====== Materials provided ======
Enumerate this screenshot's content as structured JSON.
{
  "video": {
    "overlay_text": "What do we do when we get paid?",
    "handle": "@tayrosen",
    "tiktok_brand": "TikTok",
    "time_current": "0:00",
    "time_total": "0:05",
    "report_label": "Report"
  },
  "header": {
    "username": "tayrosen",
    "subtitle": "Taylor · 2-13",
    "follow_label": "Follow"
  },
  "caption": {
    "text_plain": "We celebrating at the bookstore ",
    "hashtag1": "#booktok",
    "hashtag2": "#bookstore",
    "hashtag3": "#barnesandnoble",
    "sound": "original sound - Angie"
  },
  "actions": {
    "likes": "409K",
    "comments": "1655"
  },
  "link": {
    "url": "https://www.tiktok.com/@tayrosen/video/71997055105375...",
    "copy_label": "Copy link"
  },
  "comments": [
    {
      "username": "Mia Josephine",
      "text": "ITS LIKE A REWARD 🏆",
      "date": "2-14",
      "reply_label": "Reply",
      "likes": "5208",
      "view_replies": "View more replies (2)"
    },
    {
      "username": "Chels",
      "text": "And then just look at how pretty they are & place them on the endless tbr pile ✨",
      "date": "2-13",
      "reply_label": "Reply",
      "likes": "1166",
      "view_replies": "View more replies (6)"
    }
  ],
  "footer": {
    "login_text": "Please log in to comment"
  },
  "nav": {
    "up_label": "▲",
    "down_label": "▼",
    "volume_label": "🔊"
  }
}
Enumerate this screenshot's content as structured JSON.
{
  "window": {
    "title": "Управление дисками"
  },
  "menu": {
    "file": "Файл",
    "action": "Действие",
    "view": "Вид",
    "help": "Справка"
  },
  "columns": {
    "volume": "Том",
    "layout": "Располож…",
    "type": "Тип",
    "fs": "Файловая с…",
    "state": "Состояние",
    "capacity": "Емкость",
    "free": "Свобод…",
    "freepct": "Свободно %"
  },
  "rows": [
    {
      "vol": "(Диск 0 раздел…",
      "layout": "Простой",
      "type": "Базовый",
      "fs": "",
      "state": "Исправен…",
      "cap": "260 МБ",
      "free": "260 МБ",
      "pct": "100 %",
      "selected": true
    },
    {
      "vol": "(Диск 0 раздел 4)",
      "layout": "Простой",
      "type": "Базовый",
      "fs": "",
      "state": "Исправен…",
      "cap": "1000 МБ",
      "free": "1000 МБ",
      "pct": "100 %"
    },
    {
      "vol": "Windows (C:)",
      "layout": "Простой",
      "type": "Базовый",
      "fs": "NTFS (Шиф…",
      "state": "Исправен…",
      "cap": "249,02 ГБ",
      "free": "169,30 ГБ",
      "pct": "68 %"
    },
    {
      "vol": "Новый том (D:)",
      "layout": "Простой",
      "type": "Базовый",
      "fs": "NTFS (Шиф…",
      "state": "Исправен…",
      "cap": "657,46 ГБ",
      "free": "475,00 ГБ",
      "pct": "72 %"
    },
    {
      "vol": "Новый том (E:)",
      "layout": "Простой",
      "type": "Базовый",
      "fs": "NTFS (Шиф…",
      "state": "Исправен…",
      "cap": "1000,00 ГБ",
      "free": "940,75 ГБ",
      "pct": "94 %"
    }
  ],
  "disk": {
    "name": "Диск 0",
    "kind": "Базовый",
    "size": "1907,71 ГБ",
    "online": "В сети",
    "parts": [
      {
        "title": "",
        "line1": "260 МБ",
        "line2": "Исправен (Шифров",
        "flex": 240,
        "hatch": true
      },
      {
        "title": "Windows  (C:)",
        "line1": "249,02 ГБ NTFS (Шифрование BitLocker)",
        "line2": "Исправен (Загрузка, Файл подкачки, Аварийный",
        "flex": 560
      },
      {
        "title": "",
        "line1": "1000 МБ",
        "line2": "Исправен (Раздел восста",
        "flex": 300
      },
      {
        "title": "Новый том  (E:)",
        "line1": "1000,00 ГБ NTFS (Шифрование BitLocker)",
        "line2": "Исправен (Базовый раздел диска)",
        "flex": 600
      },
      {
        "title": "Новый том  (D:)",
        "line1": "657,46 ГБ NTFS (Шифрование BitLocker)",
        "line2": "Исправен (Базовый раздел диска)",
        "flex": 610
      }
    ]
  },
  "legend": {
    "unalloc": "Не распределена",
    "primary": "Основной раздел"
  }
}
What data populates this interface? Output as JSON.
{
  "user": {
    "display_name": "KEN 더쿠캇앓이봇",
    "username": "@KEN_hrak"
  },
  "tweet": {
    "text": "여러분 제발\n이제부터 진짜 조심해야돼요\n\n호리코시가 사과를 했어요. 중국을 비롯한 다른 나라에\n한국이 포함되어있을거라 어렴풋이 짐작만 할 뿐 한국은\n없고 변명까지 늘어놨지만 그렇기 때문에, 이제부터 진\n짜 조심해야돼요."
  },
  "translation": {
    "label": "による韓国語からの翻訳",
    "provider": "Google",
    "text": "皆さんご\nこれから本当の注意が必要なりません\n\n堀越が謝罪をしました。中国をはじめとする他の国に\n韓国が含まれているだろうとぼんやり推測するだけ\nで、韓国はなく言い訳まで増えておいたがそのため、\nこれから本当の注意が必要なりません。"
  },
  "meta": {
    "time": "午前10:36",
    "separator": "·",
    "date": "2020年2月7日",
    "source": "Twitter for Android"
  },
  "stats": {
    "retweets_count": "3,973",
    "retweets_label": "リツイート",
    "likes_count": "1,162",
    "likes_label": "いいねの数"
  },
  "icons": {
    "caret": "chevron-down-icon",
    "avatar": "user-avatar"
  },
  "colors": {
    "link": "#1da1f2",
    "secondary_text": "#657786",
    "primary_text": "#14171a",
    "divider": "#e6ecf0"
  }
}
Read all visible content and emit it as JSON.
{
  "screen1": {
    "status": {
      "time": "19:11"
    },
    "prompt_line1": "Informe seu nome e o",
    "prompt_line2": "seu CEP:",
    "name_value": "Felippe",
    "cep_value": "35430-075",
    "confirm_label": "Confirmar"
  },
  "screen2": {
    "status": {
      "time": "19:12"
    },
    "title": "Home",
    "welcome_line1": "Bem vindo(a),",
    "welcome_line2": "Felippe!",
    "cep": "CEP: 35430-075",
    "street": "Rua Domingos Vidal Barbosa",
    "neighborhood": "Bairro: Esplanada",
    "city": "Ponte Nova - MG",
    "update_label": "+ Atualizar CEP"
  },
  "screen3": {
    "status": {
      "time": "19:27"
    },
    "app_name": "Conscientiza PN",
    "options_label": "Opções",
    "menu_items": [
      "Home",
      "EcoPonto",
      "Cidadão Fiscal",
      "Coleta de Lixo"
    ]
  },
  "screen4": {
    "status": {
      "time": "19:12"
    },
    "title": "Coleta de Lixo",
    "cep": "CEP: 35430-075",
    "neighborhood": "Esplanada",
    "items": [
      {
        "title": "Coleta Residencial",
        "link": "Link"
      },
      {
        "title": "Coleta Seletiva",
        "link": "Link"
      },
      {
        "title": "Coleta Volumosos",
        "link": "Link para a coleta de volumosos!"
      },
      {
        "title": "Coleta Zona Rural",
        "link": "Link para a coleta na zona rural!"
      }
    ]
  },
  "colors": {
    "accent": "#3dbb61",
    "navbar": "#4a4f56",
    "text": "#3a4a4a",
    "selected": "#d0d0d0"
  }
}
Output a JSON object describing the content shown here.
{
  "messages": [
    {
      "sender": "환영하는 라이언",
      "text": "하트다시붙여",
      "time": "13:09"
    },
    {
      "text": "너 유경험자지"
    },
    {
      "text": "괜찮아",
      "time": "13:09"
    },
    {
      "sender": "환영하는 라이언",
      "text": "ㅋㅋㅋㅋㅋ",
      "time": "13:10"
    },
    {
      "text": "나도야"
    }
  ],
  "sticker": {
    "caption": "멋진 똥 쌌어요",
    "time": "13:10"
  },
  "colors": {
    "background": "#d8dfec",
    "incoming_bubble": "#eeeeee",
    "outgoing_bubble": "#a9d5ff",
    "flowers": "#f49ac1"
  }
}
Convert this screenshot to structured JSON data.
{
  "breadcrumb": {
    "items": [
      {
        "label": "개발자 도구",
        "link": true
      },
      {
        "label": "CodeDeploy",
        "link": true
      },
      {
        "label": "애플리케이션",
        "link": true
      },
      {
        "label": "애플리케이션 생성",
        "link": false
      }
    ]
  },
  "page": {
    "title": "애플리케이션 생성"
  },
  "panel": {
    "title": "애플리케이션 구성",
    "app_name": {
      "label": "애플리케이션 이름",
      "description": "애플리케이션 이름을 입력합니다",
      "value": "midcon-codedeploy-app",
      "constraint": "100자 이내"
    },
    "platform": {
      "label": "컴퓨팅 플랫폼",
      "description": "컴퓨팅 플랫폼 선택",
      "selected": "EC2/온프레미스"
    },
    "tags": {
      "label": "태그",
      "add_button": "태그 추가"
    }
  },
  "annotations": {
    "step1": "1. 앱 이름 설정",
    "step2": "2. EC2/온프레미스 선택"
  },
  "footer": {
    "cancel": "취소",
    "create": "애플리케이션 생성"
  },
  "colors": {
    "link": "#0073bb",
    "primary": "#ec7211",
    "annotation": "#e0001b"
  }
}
======
● What is required:
Which lines hold the word "Output"? Copy each of them from the records.

● Task response:
What data populates this interface? Output as JSON.
Output a JSON object describing the content shown here.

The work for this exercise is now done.